## [Goal of the exercise]
Find each line containing the word "from" and report how many there are. Add nothing else.

## [The input]
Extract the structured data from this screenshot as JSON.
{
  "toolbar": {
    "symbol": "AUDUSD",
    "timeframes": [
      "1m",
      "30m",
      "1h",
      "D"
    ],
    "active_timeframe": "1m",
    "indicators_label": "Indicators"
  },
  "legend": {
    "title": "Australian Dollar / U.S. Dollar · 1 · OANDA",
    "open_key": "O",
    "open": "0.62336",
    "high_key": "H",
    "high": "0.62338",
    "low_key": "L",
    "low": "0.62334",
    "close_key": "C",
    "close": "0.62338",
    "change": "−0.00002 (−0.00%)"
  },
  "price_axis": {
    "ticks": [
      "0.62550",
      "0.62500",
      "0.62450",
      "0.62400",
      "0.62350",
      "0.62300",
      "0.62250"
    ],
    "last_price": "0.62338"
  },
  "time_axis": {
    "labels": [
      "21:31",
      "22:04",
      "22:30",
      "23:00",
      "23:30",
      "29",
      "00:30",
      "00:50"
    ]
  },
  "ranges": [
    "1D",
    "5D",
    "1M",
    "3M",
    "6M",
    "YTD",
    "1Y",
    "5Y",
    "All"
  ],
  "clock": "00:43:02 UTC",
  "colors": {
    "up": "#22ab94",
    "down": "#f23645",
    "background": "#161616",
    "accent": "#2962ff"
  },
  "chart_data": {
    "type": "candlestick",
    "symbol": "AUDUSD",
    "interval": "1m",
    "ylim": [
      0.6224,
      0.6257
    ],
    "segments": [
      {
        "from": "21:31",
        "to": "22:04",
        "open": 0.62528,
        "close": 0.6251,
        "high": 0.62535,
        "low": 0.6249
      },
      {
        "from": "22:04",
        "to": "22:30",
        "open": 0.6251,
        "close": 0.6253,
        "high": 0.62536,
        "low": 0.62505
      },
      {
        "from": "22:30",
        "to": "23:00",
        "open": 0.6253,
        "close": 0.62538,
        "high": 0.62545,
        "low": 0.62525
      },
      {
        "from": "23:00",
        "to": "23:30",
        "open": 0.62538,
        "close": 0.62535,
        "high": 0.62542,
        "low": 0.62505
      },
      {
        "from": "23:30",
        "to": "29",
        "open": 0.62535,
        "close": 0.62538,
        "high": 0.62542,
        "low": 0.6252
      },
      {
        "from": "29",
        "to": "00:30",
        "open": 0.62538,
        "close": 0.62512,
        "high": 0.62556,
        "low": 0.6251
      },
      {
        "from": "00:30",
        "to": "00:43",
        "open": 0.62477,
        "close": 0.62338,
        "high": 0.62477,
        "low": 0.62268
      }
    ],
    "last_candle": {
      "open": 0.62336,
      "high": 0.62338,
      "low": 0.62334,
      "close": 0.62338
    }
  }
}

## [Response to the exercise]
8